*Task prompt*: Find how many lines in the data below include the word "color", then write only that number.

*Records to process*:

------------------------------

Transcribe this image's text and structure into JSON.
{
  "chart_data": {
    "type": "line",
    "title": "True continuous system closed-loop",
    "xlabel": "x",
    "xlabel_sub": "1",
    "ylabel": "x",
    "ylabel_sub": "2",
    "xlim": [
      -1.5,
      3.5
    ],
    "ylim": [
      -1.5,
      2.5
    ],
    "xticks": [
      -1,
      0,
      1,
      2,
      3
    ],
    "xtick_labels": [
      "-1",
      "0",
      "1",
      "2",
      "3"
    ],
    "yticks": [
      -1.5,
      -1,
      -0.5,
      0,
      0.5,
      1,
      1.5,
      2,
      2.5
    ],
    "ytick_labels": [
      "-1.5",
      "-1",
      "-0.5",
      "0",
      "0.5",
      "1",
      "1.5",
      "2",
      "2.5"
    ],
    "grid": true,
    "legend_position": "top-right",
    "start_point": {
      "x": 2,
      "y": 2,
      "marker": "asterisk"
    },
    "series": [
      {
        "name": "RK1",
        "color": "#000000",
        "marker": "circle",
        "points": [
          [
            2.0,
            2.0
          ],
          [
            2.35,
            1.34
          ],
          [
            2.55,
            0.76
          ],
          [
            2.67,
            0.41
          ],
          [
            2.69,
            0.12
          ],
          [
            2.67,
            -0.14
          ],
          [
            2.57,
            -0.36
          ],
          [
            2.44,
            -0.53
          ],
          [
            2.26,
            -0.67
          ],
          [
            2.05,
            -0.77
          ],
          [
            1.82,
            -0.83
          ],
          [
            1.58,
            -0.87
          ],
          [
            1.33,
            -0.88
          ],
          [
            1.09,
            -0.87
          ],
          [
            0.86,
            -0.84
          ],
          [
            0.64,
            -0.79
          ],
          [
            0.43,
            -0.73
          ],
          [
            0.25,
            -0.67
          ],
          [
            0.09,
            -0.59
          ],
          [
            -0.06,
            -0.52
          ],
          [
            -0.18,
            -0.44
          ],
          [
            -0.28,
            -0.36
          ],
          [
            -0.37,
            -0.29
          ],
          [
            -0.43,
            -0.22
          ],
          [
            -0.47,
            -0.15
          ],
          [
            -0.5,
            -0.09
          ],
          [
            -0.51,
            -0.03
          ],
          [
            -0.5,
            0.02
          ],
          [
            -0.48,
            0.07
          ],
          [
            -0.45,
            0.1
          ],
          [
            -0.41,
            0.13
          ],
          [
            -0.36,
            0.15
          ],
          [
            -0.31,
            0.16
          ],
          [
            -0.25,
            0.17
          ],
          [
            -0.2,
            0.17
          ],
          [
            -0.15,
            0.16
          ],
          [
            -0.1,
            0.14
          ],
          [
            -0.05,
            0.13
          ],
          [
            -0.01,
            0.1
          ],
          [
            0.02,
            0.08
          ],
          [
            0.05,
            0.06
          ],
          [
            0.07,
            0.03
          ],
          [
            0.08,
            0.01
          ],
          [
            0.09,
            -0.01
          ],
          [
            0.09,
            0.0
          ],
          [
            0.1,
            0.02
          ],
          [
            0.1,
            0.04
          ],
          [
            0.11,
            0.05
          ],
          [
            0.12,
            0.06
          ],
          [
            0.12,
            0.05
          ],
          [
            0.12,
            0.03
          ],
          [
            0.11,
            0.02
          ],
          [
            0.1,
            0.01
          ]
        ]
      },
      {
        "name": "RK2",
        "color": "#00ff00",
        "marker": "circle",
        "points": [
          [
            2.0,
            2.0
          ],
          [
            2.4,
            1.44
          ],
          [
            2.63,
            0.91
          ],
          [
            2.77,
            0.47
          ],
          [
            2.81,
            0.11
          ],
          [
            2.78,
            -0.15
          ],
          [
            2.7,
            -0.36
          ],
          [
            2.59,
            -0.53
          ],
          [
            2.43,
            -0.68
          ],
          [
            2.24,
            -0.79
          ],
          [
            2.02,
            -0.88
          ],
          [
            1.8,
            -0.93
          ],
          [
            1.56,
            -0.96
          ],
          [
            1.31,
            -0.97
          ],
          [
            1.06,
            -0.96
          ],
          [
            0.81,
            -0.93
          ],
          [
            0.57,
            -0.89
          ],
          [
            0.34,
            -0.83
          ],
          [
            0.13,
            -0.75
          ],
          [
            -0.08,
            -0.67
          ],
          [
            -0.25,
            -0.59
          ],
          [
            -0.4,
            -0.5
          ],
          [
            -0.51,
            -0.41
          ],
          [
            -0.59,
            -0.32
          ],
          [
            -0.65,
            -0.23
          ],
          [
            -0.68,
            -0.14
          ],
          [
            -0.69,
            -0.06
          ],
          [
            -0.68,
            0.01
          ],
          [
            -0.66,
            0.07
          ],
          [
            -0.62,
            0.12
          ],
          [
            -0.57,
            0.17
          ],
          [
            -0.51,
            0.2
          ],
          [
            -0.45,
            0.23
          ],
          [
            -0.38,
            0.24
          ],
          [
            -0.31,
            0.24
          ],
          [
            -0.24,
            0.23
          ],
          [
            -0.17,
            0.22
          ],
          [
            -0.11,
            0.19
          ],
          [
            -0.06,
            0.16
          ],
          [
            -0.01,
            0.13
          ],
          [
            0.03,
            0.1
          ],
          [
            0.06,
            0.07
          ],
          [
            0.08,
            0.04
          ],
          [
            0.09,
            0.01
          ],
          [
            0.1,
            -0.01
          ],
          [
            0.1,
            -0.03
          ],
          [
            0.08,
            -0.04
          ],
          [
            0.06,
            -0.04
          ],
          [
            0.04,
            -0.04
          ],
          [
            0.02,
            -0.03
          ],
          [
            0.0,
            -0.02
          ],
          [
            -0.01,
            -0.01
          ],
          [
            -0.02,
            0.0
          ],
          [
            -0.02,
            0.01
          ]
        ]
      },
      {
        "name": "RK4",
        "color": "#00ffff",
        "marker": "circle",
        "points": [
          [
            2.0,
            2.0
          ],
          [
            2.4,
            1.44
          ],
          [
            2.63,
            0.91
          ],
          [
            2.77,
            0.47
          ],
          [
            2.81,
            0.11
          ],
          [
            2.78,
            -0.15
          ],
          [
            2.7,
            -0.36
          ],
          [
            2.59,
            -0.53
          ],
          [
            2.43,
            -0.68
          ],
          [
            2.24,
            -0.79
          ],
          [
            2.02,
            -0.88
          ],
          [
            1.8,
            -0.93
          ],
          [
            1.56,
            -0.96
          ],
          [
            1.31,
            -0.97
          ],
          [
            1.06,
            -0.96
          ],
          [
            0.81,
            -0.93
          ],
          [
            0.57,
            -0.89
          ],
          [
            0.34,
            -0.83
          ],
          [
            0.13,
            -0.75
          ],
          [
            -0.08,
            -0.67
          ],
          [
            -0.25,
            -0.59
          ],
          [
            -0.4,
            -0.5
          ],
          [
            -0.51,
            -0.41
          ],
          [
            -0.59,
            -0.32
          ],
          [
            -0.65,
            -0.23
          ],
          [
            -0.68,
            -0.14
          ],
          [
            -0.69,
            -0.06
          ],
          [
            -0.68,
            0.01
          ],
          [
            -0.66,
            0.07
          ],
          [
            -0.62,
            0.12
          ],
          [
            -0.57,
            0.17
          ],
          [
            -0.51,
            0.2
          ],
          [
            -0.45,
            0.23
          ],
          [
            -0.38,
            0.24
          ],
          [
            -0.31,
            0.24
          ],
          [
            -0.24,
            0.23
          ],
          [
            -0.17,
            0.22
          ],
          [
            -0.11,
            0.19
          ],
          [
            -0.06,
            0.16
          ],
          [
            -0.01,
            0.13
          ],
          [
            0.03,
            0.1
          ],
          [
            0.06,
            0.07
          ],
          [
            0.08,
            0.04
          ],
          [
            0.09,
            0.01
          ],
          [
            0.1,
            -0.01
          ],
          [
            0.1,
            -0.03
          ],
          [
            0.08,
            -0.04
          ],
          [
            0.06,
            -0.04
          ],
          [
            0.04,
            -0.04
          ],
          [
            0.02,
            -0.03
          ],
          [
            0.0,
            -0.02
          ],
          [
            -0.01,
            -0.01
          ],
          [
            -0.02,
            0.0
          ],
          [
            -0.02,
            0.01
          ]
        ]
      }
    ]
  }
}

------------------------------

*The result*: 3